Only lines with the string "doanh" matter here; gather them from the material below.

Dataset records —

Begin

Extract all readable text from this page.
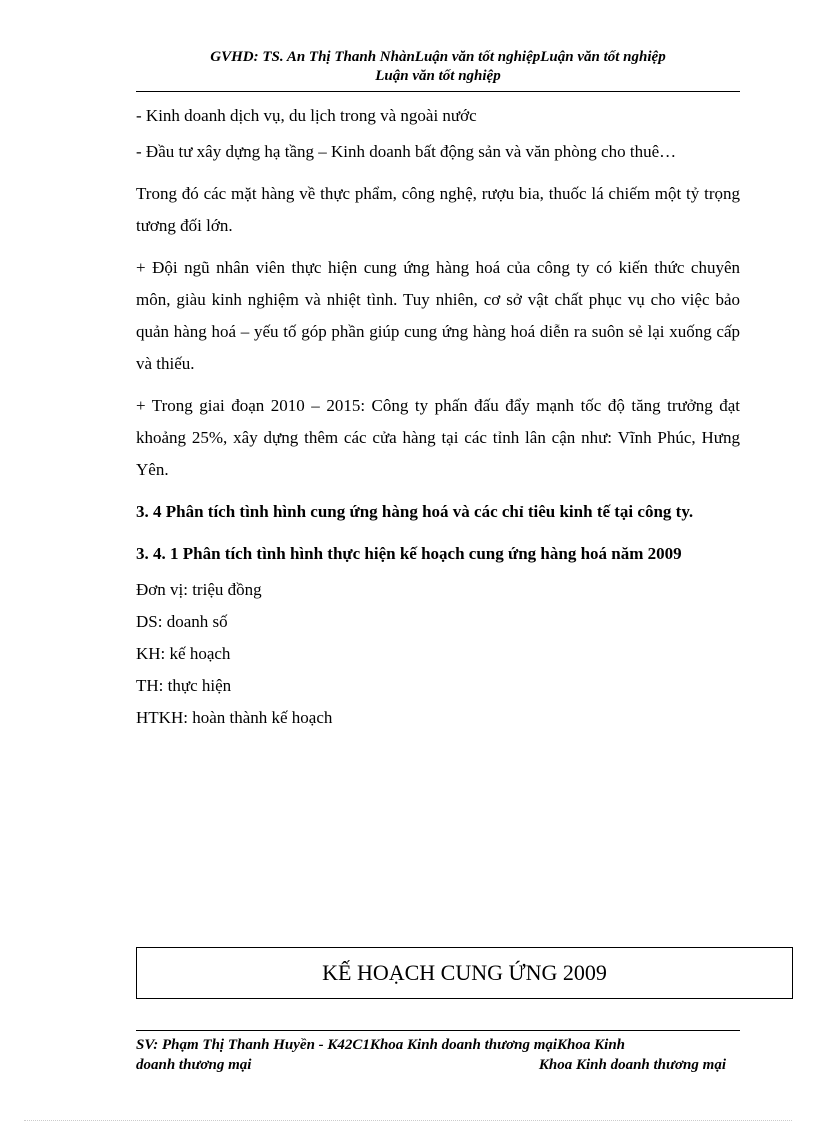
GVHD: TS. An Thị Thanh NhànLuận văn tốt nghiệpLuận văn tốt nghiệp
Luận văn tốt nghiệp

- Kinh doanh dịch vụ, du lịch trong và ngoài nước

- Đầu tư xây dựng hạ tầng – Kinh doanh bất động sản và văn phòng cho thuê…

Trong đó các mặt hàng về thực phẩm, công nghệ, rượu bia, thuốc lá chiếm một tỷ trọng tương đối lớn.

+ Đội ngũ nhân viên thực hiện cung ứng hàng hoá của công ty có kiến thức chuyên môn, giàu kinh nghiệm và nhiệt tình. Tuy nhiên, cơ sở vật chất phục vụ cho việc bảo quản hàng hoá – yếu tố góp phần giúp cung ứng hàng hoá diễn ra suôn sẻ lại xuống cấp và thiếu.

+ Trong giai đoạn 2010 – 2015: Công ty phấn đấu đẩy mạnh tốc độ tăng trưởng đạt khoảng 25%, xây dựng thêm các cửa hàng tại các tỉnh lân cận như: Vĩnh Phúc, Hưng Yên.

3. 4 Phân tích tình hình cung ứng hàng hoá và các chỉ tiêu kinh tế tại công ty.

3. 4. 1 Phân tích tình hình thực hiện kế hoạch cung ứng hàng hoá năm 2009

Đơn vị: triệu đồng
DS: doanh số
KH: kế hoạch
TH: thực hiện
HTKH: hoàn thành kế hoạch
KẾ HOẠCH CUNG ỨNG 2009
SV: Phạm Thị Thanh Huyền - K42C1Khoa Kinh doanh thương mạiKhoa Kinh
doanh thương mại	Khoa Kinh doanh thương mại
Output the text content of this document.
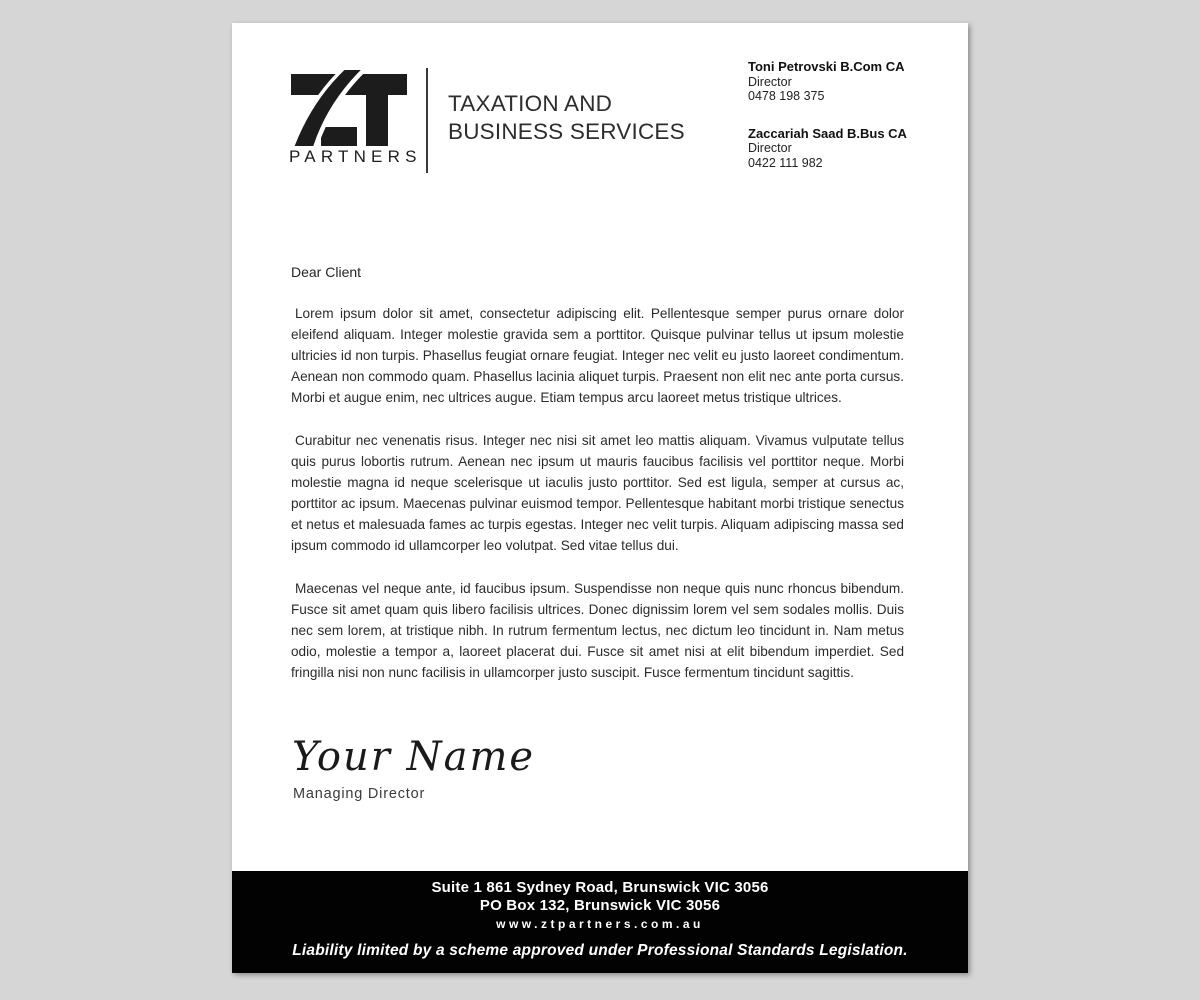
PARTNERS
TAXATION AND
BUSINESS SERVICES
Toni Petrovski B.Com CA
Director
0478 198 375
Zaccariah Saad B.Bus CA
Director
0422 111 982
Dear Client

Lorem ipsum dolor sit amet, consectetur adipiscing elit. Pellentesque semper purus ornare dolor eleifend aliquam. Integer molestie gravida sem a porttitor. Quisque pulvinar tellus ut ipsum molestie ultricies id non turpis. Phasellus feugiat ornare feugiat. Integer nec velit eu justo laoreet condimentum. Aenean non commodo quam. Phasellus lacinia aliquet turpis. Praesent non elit nec ante porta cursus. Morbi et augue enim, nec ultrices augue. Etiam tempus arcu laoreet metus tristique ultrices.

Curabitur nec venenatis risus. Integer nec nisi sit amet leo mattis aliquam. Vivamus vulputate tellus quis purus lobortis rutrum. Aenean nec ipsum ut mauris faucibus facilisis vel porttitor neque. Morbi molestie magna id neque scelerisque ut iaculis justo porttitor. Sed est ligula, semper at cursus ac, porttitor ac ipsum. Maecenas pulvinar euismod tempor. Pellentesque habitant morbi tristique senectus et netus et malesuada fames ac turpis egestas. Integer nec velit turpis. Aliquam adipiscing massa sed ipsum commodo id ullamcorper leo volutpat. Sed vitae tellus dui.

Maecenas vel neque ante, id faucibus ipsum. Suspendisse non neque quis nunc rhoncus bibendum. Fusce sit amet quam quis libero facilisis ultrices. Donec dignissim lorem vel sem sodales mollis. Duis nec sem lorem, at tristique nibh. In rutrum fermentum lectus, nec dictum leo tincidunt in. Nam metus odio, molestie a tempor a, laoreet placerat dui. Fusce sit amet nisi at elit bibendum imperdiet. Sed fringilla nisi non nunc facilisis in ullamcorper justo suscipit. Fusce fermentum tincidunt sagittis.

Your Name
Managing Director
Suite 1 861 Sydney Road, Brunswick VIC 3056
PO Box 132, Brunswick VIC 3056
www.ztpartners.com.au
Liability limited by a scheme approved under Professional Standards Legislation.
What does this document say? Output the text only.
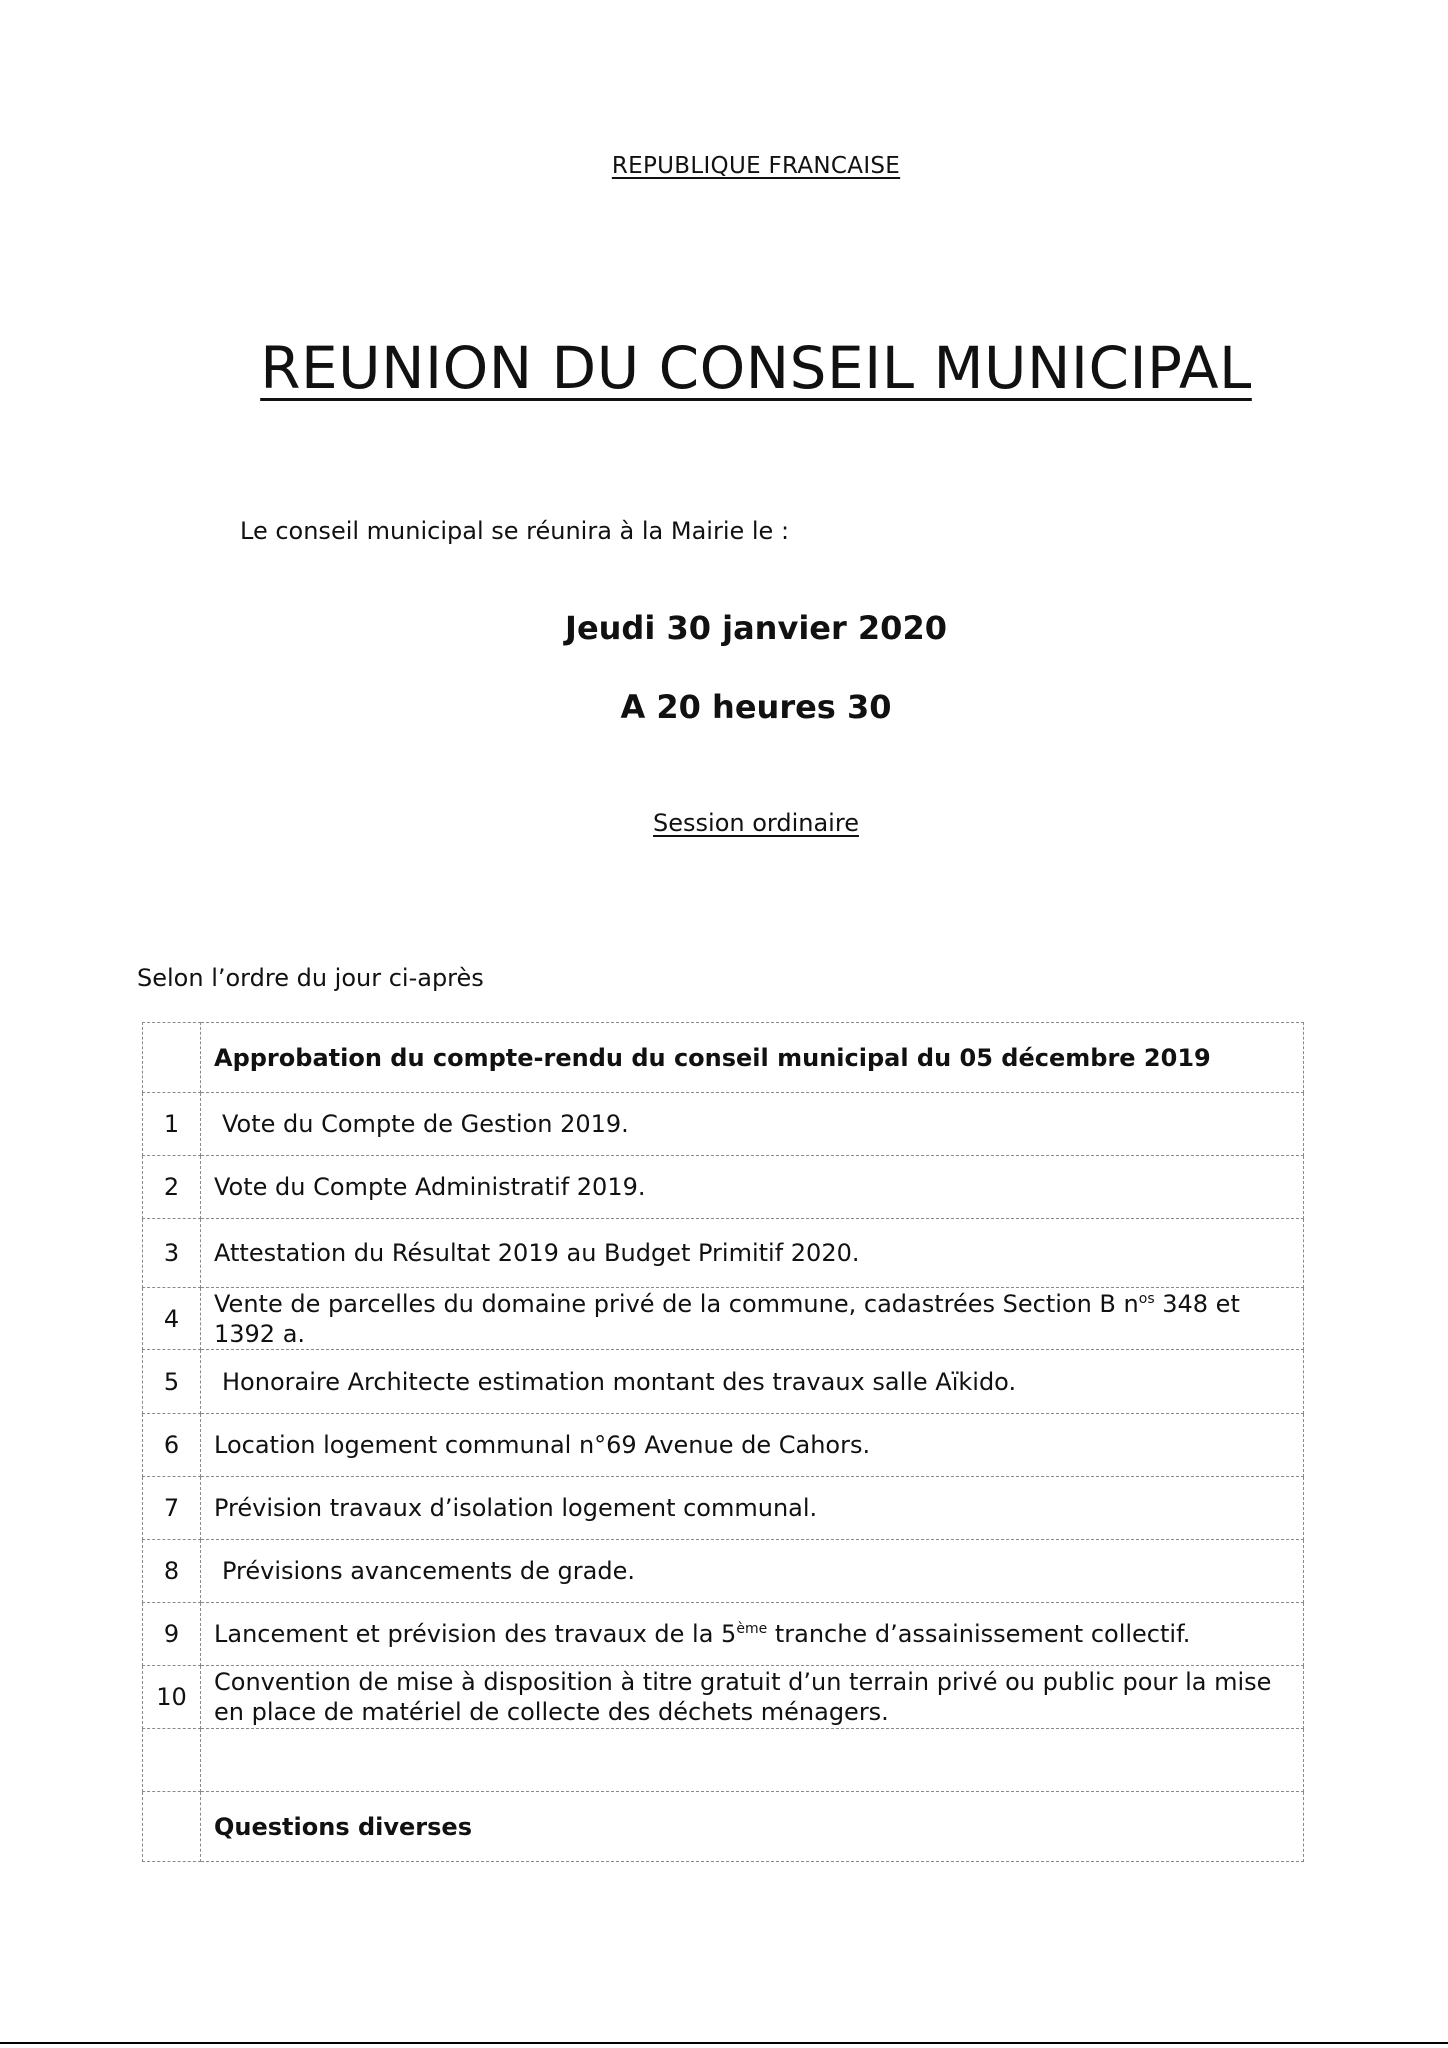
REPUBLIQUE FRANCAISE
REUNION DU CONSEIL MUNICIPAL
Le conseil municipal se réunira à la Mairie le :
Jeudi 30 janvier 2020
A 20 heures 30
Session ordinaire
Selon l’ordre du jour ci-après
	Approbation du compte-rendu du conseil municipal du 05 décembre 2019
1	Vote du Compte de Gestion 2019.
2	Vote du Compte Administratif 2019.
3	Attestation du Résultat 2019 au Budget Primitif 2020.
4	Vente de parcelles du domaine privé de la commune, cadastrées Section B $n^{os}$ 348 et 1392 a.
5	Honoraire Architecte estimation montant des travaux salle Aïkido.
6	Location logement communal n°69 Avenue de Cahors.
7	Prévision travaux d’isolation logement communal.
8	Prévisions avancements de grade.
9	Lancement et prévision des travaux de la 5ème tranche d’assainissement collectif.
10	Convention de mise à disposition à titre gratuit d’un terrain privé ou public pour la mise en place de matériel de collecte des déchets ménagers.

	Questions diverses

End

Written solution —
- Kinh doanh dịch vụ, du lịch trong và ngoài nước
- Đầu tư xây dựng hạ tầng – Kinh doanh bất động sản và văn phòng cho thuê…
DS: doanh số
SV: Phạm Thị Thanh Huyền - K42C1Khoa Kinh doanh thương mạiKhoa Kinh
doanh thương mại	Khoa Kinh doanh thương mại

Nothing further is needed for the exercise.